**WHAT IS EXPECTED**
Will you give the material below again, every line exactly as it is?

────────────────

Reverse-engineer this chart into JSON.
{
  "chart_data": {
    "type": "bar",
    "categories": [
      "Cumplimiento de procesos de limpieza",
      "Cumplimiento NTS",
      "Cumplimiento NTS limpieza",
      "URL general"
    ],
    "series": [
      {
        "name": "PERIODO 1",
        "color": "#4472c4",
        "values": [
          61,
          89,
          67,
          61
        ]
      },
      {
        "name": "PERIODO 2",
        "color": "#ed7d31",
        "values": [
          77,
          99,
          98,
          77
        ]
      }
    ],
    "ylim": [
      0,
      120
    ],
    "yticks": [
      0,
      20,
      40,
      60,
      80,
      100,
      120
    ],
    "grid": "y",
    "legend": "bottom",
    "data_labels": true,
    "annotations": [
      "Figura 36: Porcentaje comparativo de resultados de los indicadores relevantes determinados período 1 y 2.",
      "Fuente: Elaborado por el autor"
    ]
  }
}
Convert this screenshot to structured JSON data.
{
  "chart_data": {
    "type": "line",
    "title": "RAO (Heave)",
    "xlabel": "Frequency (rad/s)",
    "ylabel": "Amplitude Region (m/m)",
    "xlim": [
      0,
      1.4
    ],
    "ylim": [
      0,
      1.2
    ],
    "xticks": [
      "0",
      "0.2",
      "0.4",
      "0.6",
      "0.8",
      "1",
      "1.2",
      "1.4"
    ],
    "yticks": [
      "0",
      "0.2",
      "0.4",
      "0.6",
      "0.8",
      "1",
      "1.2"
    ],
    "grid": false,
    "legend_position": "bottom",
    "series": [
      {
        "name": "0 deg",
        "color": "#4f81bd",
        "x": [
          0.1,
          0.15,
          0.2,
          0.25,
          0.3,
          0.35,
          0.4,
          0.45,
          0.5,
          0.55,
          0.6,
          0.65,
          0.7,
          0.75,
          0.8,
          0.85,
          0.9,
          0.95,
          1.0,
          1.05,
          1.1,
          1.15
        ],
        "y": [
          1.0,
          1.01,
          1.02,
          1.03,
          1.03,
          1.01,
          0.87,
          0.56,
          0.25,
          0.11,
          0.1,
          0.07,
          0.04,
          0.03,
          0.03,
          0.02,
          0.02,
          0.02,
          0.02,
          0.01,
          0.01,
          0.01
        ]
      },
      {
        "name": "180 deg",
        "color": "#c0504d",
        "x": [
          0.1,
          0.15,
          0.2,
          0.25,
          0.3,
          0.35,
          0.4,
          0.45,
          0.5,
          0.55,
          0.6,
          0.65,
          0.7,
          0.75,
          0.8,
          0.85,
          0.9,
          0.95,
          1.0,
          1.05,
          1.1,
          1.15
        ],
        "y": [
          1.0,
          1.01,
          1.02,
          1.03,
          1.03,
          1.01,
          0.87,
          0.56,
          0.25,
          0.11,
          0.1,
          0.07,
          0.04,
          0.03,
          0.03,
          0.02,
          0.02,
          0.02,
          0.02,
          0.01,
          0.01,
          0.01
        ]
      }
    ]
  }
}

────────────────

**THE COMPLETED TASK**
Reverse-engineer this chart into JSON.
{
  "chart_data": {
    "type": "bar",
    "categories": [
      "Cumplimiento de procesos de limpieza",
      "Cumplimiento NTS",
      "Cumplimiento NTS limpieza",
      "URL general"
    ],
    "series": [
      {
        "name": "PERIODO 1",
        "color": "#4472c4",
        "values": [
          61,
          89,
          67,
          61
        ]
      },
      {
        "name": "PERIODO 2",
        "color": "#ed7d31",
        "values": [
          77,
          99,
          98,
          77
        ]
      }
    ],
    "ylim": [
      0,
      120
    ],
    "yticks": [
      0,
      20,
      40,
      60,
      80,
      100,
      120
    ],
    "grid": "y",
    "legend": "bottom",
    "data_labels": true,
    "annotations": [
      "Figura 36: Porcentaje comparativo de resultados de los indicadores relevantes determinados período 1 y 2.",
      "Fuente: Elaborado por el autor"
    ]
  }
}
Convert this screenshot to structured JSON data.
{
  "chart_data": {
    "type": "line",
    "title": "RAO (Heave)",
    "xlabel": "Frequency (rad/s)",
    "ylabel": "Amplitude Region (m/m)",
    "xlim": [
      0,
      1.4
    ],
    "ylim": [
      0,
      1.2
    ],
    "xticks": [
      "0",
      "0.2",
      "0.4",
      "0.6",
      "0.8",
      "1",
      "1.2",
      "1.4"
    ],
    "yticks": [
      "0",
      "0.2",
      "0.4",
      "0.6",
      "0.8",
      "1",
      "1.2"
    ],
    "grid": false,
    "legend_position": "bottom",
    "series": [
      {
        "name": "0 deg",
        "color": "#4f81bd",
        "x": [
          0.1,
          0.15,
          0.2,
          0.25,
          0.3,
          0.35,
          0.4,
          0.45,
          0.5,
          0.55,
          0.6,
          0.65,
          0.7,
          0.75,
          0.8,
          0.85,
          0.9,
          0.95,
          1.0,
          1.05,
          1.1,
          1.15
        ],
        "y": [
          1.0,
          1.01,
          1.02,
          1.03,
          1.03,
          1.01,
          0.87,
          0.56,
          0.25,
          0.11,
          0.1,
          0.07,
          0.04,
          0.03,
          0.03,
          0.02,
          0.02,
          0.02,
          0.02,
          0.01,
          0.01,
          0.01
        ]
      },
      {
        "name": "180 deg",
        "color": "#c0504d",
        "x": [
          0.1,
          0.15,
          0.2,
          0.25,
          0.3,
          0.35,
          0.4,
          0.45,
          0.5,
          0.55,
          0.6,
          0.65,
          0.7,
          0.75,
          0.8,
          0.85,
          0.9,
          0.95,
          1.0,
          1.05,
          1.1,
          1.15
        ],
        "y": [
          1.0,
          1.01,
          1.02,
          1.03,
          1.03,
          1.01,
          0.87,
          0.56,
          0.25,
          0.11,
          0.1,
          0.07,
          0.04,
          0.03,
          0.03,
          0.02,
          0.02,
          0.02,
          0.02,
          0.01,
          0.01,
          0.01
        ]
      }
    ]
  }
}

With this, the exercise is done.